**GIVEN EXERCISE**. Pull out every line below containing the word "panel".

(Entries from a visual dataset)
________

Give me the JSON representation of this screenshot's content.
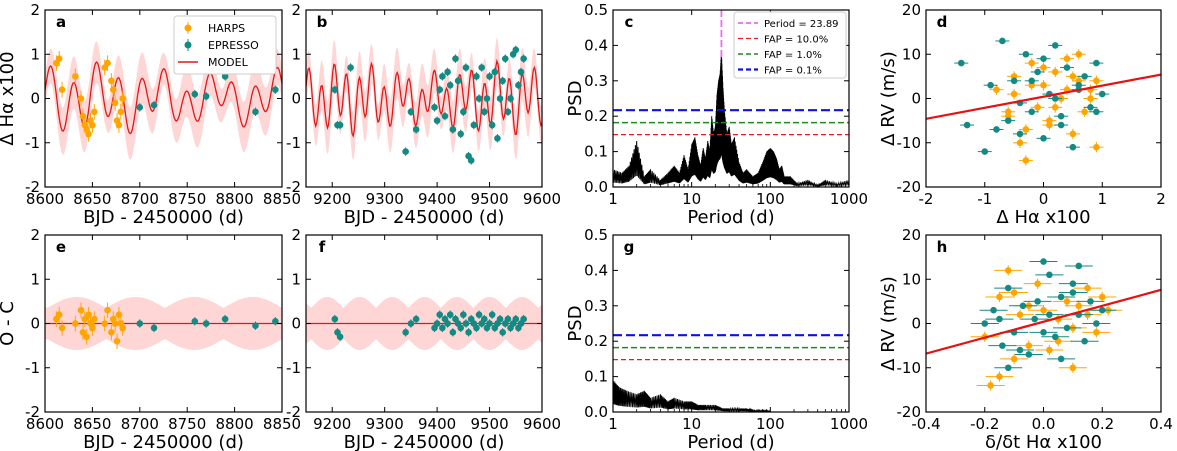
{
  "colors": {
    "harps": "#FFA500",
    "espresso": "#138A83",
    "model": "#E01818",
    "band": "#FFD6D6",
    "axis": "#000000",
    "psd": "#000000",
    "period": "#EE6AEE",
    "fap10": "#E02020",
    "fap1": "#208A20",
    "fap01": "#1010E0",
    "fit": "#E81010"
  },
  "chart_data": [
    {
      "panel": "a",
      "type": "scatter",
      "xlabel": "BJD - 2450000 (d)",
      "ylabel": "Δ Hα x100",
      "xlim": [
        8600,
        8850
      ],
      "ylim": [
        -2,
        2
      ],
      "xticks": [
        8600,
        8650,
        8700,
        8750,
        8800,
        8850
      ],
      "yticks": [
        -2,
        -1,
        0,
        1,
        2
      ],
      "show_model": true,
      "legend": {
        "position": "top-right",
        "entries": [
          "HARPS",
          "EPRESSO",
          "MODEL"
        ]
      },
      "series": [
        {
          "name": "HARPS",
          "x": [
            8612,
            8615,
            8618,
            8632,
            8638,
            8640,
            8642,
            8644,
            8646,
            8648,
            8650,
            8652,
            8663,
            8666,
            8670,
            8672,
            8674,
            8676,
            8678,
            8680,
            8682
          ],
          "y": [
            0.8,
            0.9,
            0.2,
            0.5,
            0.0,
            -0.4,
            -0.6,
            -0.7,
            -0.8,
            -0.5,
            -0.6,
            -0.3,
            0.7,
            0.8,
            0.4,
            0.2,
            -0.1,
            -0.5,
            -0.6,
            -0.3,
            0.0
          ]
        },
        {
          "name": "EPRESSO",
          "x": [
            8700,
            8715,
            8758,
            8770,
            8790,
            8822,
            8843
          ],
          "y": [
            -0.2,
            -0.15,
            0.1,
            0.05,
            0.5,
            -0.3,
            0.2
          ]
        }
      ]
    },
    {
      "panel": "b",
      "type": "scatter",
      "xlabel": "BJD - 2450000 (d)",
      "ylabel": "",
      "xlim": [
        9150,
        9600
      ],
      "ylim": [
        -2,
        2
      ],
      "xticks": [
        9200,
        9300,
        9400,
        9500,
        9600
      ],
      "yticks": [
        -2,
        -1,
        0,
        1,
        2
      ],
      "show_model": true,
      "series": [
        {
          "name": "EPRESSO",
          "x": [
            9205,
            9210,
            9215,
            9235,
            9340,
            9350,
            9360,
            9395,
            9400,
            9405,
            9410,
            9415,
            9420,
            9425,
            9430,
            9435,
            9440,
            9445,
            9450,
            9455,
            9460,
            9465,
            9470,
            9475,
            9480,
            9485,
            9490,
            9495,
            9500,
            9505,
            9510,
            9515,
            9520,
            9525,
            9530,
            9535,
            9540,
            9545,
            9550,
            9555,
            9560,
            9565
          ],
          "y": [
            0.2,
            -0.6,
            -0.6,
            0.7,
            -1.2,
            -0.3,
            -0.7,
            -0.2,
            -0.5,
            0.2,
            0.5,
            -0.4,
            0.6,
            0.3,
            -0.7,
            0.9,
            0.4,
            -0.8,
            -0.3,
            0.7,
            -1.3,
            -1.4,
            -0.6,
            0.5,
            0.0,
            0.7,
            -0.3,
            0.0,
            0.5,
            -0.6,
            0.6,
            -0.9,
            0.0,
            0.4,
            0.9,
            -0.3,
            0.0,
            1.0,
            1.1,
            0.3,
            0.6,
            0.9
          ]
        }
      ]
    },
    {
      "panel": "c",
      "type": "line",
      "xlabel": "Period (d)",
      "ylabel": "PSD",
      "xscale": "log",
      "xlim": [
        1,
        1000
      ],
      "ylim": [
        0,
        0.5
      ],
      "xticks": [
        1,
        10,
        100,
        1000
      ],
      "yticks": [
        0.0,
        0.1,
        0.2,
        0.3,
        0.4,
        0.5
      ],
      "legend": {
        "position": "top-right",
        "entries": [
          "Period = 23.89",
          "FAP = 10.0%",
          "FAP =  1.0%",
          "FAP =  0.1%"
        ]
      },
      "period": 23.89,
      "fap": {
        "fap10": 0.148,
        "fap1": 0.182,
        "fap01": 0.217
      },
      "series": [
        {
          "name": "PSD",
          "period": [
            1,
            1.3,
            1.6,
            2,
            2.5,
            3,
            4,
            5,
            6,
            7,
            8,
            9,
            10,
            11,
            12,
            13,
            14,
            15,
            16,
            17,
            18,
            19,
            20,
            21,
            22,
            23,
            23.89,
            25,
            26,
            28,
            30,
            32,
            35,
            40,
            45,
            50,
            60,
            70,
            80,
            90,
            100,
            110,
            120,
            130,
            140,
            150,
            180,
            220,
            300,
            400,
            500,
            700,
            1000
          ],
          "psd": [
            0.05,
            0.04,
            0.06,
            0.13,
            0.03,
            0.05,
            0.02,
            0.04,
            0.06,
            0.04,
            0.09,
            0.05,
            0.12,
            0.14,
            0.09,
            0.06,
            0.11,
            0.08,
            0.13,
            0.1,
            0.2,
            0.15,
            0.17,
            0.26,
            0.3,
            0.32,
            0.38,
            0.28,
            0.22,
            0.15,
            0.17,
            0.12,
            0.14,
            0.07,
            0.04,
            0.05,
            0.03,
            0.04,
            0.07,
            0.1,
            0.11,
            0.1,
            0.08,
            0.05,
            0.06,
            0.03,
            0.03,
            0.01,
            0.02,
            0.005,
            0.02,
            0.01,
            0.02
          ]
        }
      ]
    },
    {
      "panel": "d",
      "type": "scatter",
      "xlabel": "Δ Hα x100",
      "ylabel": "Δ RV (m/s)",
      "xlim": [
        -2,
        2
      ],
      "ylim": [
        -20,
        20
      ],
      "xticks": [
        -2,
        -1,
        0,
        1,
        2
      ],
      "yticks": [
        -20,
        -10,
        0,
        10,
        20
      ],
      "fit_line": {
        "x": [
          -2,
          2
        ],
        "y": [
          -4.6,
          5.4
        ]
      },
      "series": [
        {
          "name": "HARPS",
          "x": [
            -0.8,
            -0.6,
            -0.5,
            -0.4,
            -0.3,
            -0.2,
            -0.1,
            0.0,
            0.1,
            0.2,
            0.3,
            0.4,
            0.5,
            0.6,
            0.7,
            0.8,
            0.9,
            -0.5,
            -0.3,
            0.0,
            0.2,
            0.5,
            0.8,
            -0.6,
            -0.2,
            0.1,
            0.4,
            0.6,
            0.9
          ],
          "y": [
            2,
            -3,
            5,
            -10,
            -14,
            8,
            -2,
            3,
            -5,
            6,
            0,
            9,
            -8,
            4,
            -3,
            2,
            -11,
            1,
            -7,
            7,
            -2,
            5,
            0,
            -4,
            3,
            -6,
            2,
            10,
            4
          ]
        },
        {
          "name": "EPRESSO",
          "x": [
            -1.4,
            -1.3,
            -1.0,
            -0.9,
            -0.7,
            -0.6,
            -0.5,
            -0.4,
            -0.3,
            -0.2,
            -0.1,
            0.0,
            0.1,
            0.2,
            0.3,
            0.4,
            0.5,
            0.6,
            0.7,
            0.8,
            0.9,
            1.0,
            -0.8,
            -0.4,
            0.0,
            0.3,
            0.6,
            0.9,
            -0.2,
            0.2
          ],
          "y": [
            8,
            -6,
            -12,
            3,
            13,
            -5,
            4,
            -8,
            10,
            -3,
            6,
            -9,
            1,
            12,
            -4,
            7,
            -11,
            3,
            5,
            -2,
            8,
            1,
            -7,
            -1,
            9,
            -6,
            2,
            -3,
            4,
            0
          ]
        }
      ]
    },
    {
      "panel": "e",
      "type": "scatter",
      "xlabel": "BJD - 2450000 (d)",
      "ylabel": "O - C",
      "xlim": [
        8600,
        8850
      ],
      "ylim": [
        -2,
        2
      ],
      "xticks": [
        8600,
        8650,
        8700,
        8750,
        8800,
        8850
      ],
      "yticks": [
        -2,
        -1,
        0,
        1,
        2
      ],
      "residual_line": 0,
      "series": [
        {
          "name": "HARPS",
          "x": [
            8612,
            8615,
            8618,
            8632,
            8638,
            8640,
            8642,
            8644,
            8646,
            8648,
            8650,
            8652,
            8663,
            8666,
            8670,
            8672,
            8674,
            8676,
            8678,
            8680,
            8682
          ],
          "y": [
            0.1,
            0.2,
            -0.1,
            0.0,
            0.3,
            -0.2,
            0.1,
            -0.3,
            0.2,
            0.0,
            -0.1,
            0.1,
            0.0,
            0.3,
            -0.2,
            0.1,
            0.0,
            -0.4,
            0.2,
            0.0,
            -0.1
          ]
        },
        {
          "name": "EPRESSO",
          "x": [
            8700,
            8715,
            8758,
            8770,
            8790,
            8822,
            8843
          ],
          "y": [
            0.0,
            -0.1,
            0.05,
            0.0,
            0.1,
            -0.05,
            0.05
          ]
        }
      ]
    },
    {
      "panel": "f",
      "type": "scatter",
      "xlabel": "BJD - 2450000 (d)",
      "ylabel": "",
      "xlim": [
        9150,
        9600
      ],
      "ylim": [
        -2,
        2
      ],
      "xticks": [
        9200,
        9300,
        9400,
        9500,
        9600
      ],
      "yticks": [
        -2,
        -1,
        0,
        1,
        2
      ],
      "residual_line": 0,
      "series": [
        {
          "name": "EPRESSO",
          "x": [
            9205,
            9210,
            9215,
            9340,
            9350,
            9360,
            9395,
            9400,
            9405,
            9410,
            9415,
            9420,
            9425,
            9430,
            9435,
            9440,
            9445,
            9450,
            9455,
            9460,
            9465,
            9470,
            9475,
            9480,
            9485,
            9490,
            9495,
            9500,
            9505,
            9510,
            9515,
            9520,
            9525,
            9530,
            9535,
            9540,
            9545,
            9550,
            9555,
            9560,
            9565
          ],
          "y": [
            0.1,
            -0.2,
            -0.3,
            -0.2,
            0.0,
            0.1,
            -0.1,
            0.0,
            0.2,
            -0.1,
            0.1,
            0.0,
            0.2,
            -0.2,
            0.1,
            0.0,
            -0.1,
            0.2,
            0.0,
            -0.2,
            0.1,
            0.0,
            -0.1,
            0.2,
            0.0,
            0.1,
            -0.1,
            0.0,
            0.2,
            -0.1,
            0.0,
            0.1,
            -0.2,
            0.0,
            0.1,
            -0.1,
            0.0,
            0.1,
            -0.1,
            0.0,
            0.1
          ]
        }
      ]
    },
    {
      "panel": "g",
      "type": "line",
      "xlabel": "Period (d)",
      "ylabel": "PSD",
      "xscale": "log",
      "xlim": [
        1,
        1000
      ],
      "ylim": [
        0,
        0.5
      ],
      "xticks": [
        1,
        10,
        100,
        1000
      ],
      "yticks": [
        0.0,
        0.1,
        0.2,
        0.3,
        0.4,
        0.5
      ],
      "fap": {
        "fap10": 0.148,
        "fap1": 0.182,
        "fap01": 0.217
      },
      "series": [
        {
          "name": "PSD",
          "period": [
            1,
            1.2,
            1.5,
            2,
            2.5,
            3,
            4,
            5,
            6,
            8,
            10,
            12,
            15,
            20,
            25,
            30,
            40,
            50,
            60,
            80,
            100
          ],
          "psd": [
            0.09,
            0.07,
            0.06,
            0.05,
            0.06,
            0.04,
            0.05,
            0.03,
            0.04,
            0.03,
            0.03,
            0.02,
            0.02,
            0.02,
            0.01,
            0.01,
            0.01,
            0.01,
            0.005,
            0.005,
            0.003
          ]
        }
      ]
    },
    {
      "panel": "h",
      "type": "scatter",
      "xlabel": "δ/δt Hα x100",
      "ylabel": "Δ RV (m/s)",
      "xlim": [
        -0.4,
        0.4
      ],
      "ylim": [
        -20,
        20
      ],
      "xticks": [
        -0.4,
        -0.2,
        0.0,
        0.2,
        0.4
      ],
      "yticks": [
        -20,
        -10,
        0,
        10,
        20
      ],
      "fit_line": {
        "x": [
          -0.4,
          0.4
        ],
        "y": [
          -6.8,
          7.6
        ]
      },
      "series": [
        {
          "name": "HARPS",
          "x": [
            -0.2,
            -0.18,
            -0.15,
            -0.12,
            -0.1,
            -0.08,
            -0.05,
            -0.02,
            0.0,
            0.02,
            0.05,
            0.08,
            0.1,
            0.12,
            0.15,
            0.18,
            0.2,
            0.22,
            -0.15,
            -0.05,
            0.05,
            0.15,
            -0.1,
            0.1
          ],
          "y": [
            -3,
            -14,
            6,
            12,
            -8,
            2,
            -5,
            9,
            3,
            -6,
            1,
            5,
            -10,
            4,
            8,
            -2,
            6,
            3,
            -12,
            4,
            -4,
            2,
            7,
            -1
          ]
        },
        {
          "name": "EPRESSO",
          "x": [
            -0.2,
            -0.17,
            -0.14,
            -0.12,
            -0.1,
            -0.07,
            -0.05,
            -0.03,
            0.0,
            0.02,
            0.04,
            0.06,
            0.08,
            0.1,
            0.12,
            0.14,
            0.16,
            0.18,
            0.2,
            -0.12,
            -0.02,
            0.06,
            0.12,
            0.02,
            -0.08,
            0.1,
            0.0,
            -0.15
          ],
          "y": [
            0,
            3,
            -5,
            8,
            -2,
            4,
            -7,
            1,
            14,
            11,
            -3,
            6,
            -1,
            9,
            2,
            -4,
            5,
            0,
            3,
            -10,
            5,
            -8,
            13,
            2,
            -6,
            7,
            -2,
            1
          ]
        }
      ]
    }
  ]
}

________

**SOLVED PROBLEM**.
      "panel": "a",
      "panel": "b",
      "panel": "c",
      "panel": "d",
      "panel": "e",
      "panel": "f",
      "panel": "g",
      "panel": "h",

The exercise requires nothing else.